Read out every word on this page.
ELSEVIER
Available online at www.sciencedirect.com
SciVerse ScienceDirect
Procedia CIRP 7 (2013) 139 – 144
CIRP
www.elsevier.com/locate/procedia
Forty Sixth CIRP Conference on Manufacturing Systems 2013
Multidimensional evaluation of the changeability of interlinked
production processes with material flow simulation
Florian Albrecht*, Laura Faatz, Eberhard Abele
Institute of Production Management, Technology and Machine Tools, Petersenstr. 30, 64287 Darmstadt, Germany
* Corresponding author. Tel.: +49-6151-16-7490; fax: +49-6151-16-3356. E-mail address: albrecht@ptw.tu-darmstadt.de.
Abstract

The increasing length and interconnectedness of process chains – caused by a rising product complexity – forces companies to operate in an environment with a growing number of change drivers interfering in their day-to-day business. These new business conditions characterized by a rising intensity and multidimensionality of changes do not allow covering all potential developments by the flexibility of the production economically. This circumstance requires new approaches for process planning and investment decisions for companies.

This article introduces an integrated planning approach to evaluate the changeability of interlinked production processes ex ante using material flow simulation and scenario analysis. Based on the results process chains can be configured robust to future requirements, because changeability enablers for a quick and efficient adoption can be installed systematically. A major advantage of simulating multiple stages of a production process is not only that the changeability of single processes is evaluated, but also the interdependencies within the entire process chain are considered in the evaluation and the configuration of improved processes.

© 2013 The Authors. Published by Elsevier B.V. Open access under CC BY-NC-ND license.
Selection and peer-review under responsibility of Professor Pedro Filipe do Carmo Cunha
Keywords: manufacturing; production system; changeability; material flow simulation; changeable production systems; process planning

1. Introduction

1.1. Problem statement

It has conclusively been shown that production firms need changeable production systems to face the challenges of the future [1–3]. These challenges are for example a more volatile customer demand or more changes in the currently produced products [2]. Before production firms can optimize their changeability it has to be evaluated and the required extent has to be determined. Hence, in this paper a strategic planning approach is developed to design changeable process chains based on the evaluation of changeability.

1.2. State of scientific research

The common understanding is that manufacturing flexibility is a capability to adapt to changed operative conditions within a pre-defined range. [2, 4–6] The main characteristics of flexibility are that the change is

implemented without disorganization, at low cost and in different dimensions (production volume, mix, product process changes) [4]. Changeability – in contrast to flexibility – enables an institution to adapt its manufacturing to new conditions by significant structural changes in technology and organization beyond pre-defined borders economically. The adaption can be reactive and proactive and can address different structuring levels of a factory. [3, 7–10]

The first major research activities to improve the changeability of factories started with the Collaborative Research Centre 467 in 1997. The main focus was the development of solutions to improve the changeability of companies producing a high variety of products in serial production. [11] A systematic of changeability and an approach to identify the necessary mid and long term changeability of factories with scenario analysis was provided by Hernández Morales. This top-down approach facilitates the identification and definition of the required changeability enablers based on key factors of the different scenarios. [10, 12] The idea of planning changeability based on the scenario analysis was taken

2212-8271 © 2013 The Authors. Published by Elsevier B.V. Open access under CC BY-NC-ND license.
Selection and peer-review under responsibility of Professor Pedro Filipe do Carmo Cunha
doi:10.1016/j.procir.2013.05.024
•••••
> _Work to complete_
Produce an exact copy of the whole listing.

> _Completed exercise_
Read out every word on this page.
ELSEVIER
Available online at www.sciencedirect.com
SciVerse ScienceDirect
Procedia CIRP 7 (2013) 139 – 144
CIRP
www.elsevier.com/locate/procedia
Forty Sixth CIRP Conference on Manufacturing Systems 2013
Multidimensional evaluation of the changeability of interlinked
production processes with material flow simulation
Florian Albrecht*, Laura Faatz, Eberhard Abele
Institute of Production Management, Technology and Machine Tools, Petersenstr. 30, 64287 Darmstadt, Germany
* Corresponding author. Tel.: +49-6151-16-7490; fax: +49-6151-16-3356. E-mail address: albrecht@ptw.tu-darmstadt.de.
Abstract

The increasing length and interconnectedness of process chains – caused by a rising product complexity – forces companies to operate in an environment with a growing number of change drivers interfering in their day-to-day business. These new business conditions characterized by a rising intensity and multidimensionality of changes do not allow covering all potential developments by the flexibility of the production economically. This circumstance requires new approaches for process planning and investment decisions for companies.

This article introduces an integrated planning approach to evaluate the changeability of interlinked production processes ex ante using material flow simulation and scenario analysis. Based on the results process chains can be configured robust to future requirements, because changeability enablers for a quick and efficient adoption can be installed systematically. A major advantage of simulating multiple stages of a production process is not only that the changeability of single processes is evaluated, but also the interdependencies within the entire process chain are considered in the evaluation and the configuration of improved processes.

© 2013 The Authors. Published by Elsevier B.V. Open access under CC BY-NC-ND license.
Selection and peer-review under responsibility of Professor Pedro Filipe do Carmo Cunha
Keywords: manufacturing; production system; changeability; material flow simulation; changeable production systems; process planning

1. Introduction

1.1. Problem statement

It has conclusively been shown that production firms need changeable production systems to face the challenges of the future [1–3]. These challenges are for example a more volatile customer demand or more changes in the currently produced products [2]. Before production firms can optimize their changeability it has to be evaluated and the required extent has to be determined. Hence, in this paper a strategic planning approach is developed to design changeable process chains based on the evaluation of changeability.

1.2. State of scientific research

The common understanding is that manufacturing flexibility is a capability to adapt to changed operative conditions within a pre-defined range. [2, 4–6] The main characteristics of flexibility are that the change is

implemented without disorganization, at low cost and in different dimensions (production volume, mix, product process changes) [4]. Changeability – in contrast to flexibility – enables an institution to adapt its manufacturing to new conditions by significant structural changes in technology and organization beyond pre-defined borders economically. The adaption can be reactive and proactive and can address different structuring levels of a factory. [3, 7–10]

The first major research activities to improve the changeability of factories started with the Collaborative Research Centre 467 in 1997. The main focus was the development of solutions to improve the changeability of companies producing a high variety of products in serial production. [11] A systematic of changeability and an approach to identify the necessary mid and long term changeability of factories with scenario analysis was provided by Hernández Morales. This top-down approach facilitates the identification and definition of the required changeability enablers based on key factors of the different scenarios. [10, 12] The idea of planning changeability based on the scenario analysis was taken

2212-8271 © 2013 The Authors. Published by Elsevier B.V. Open access under CC BY-NC-ND license.
Selection and peer-review under responsibility of Professor Pedro Filipe do Carmo Cunha
doi:10.1016/j.procir.2013.05.024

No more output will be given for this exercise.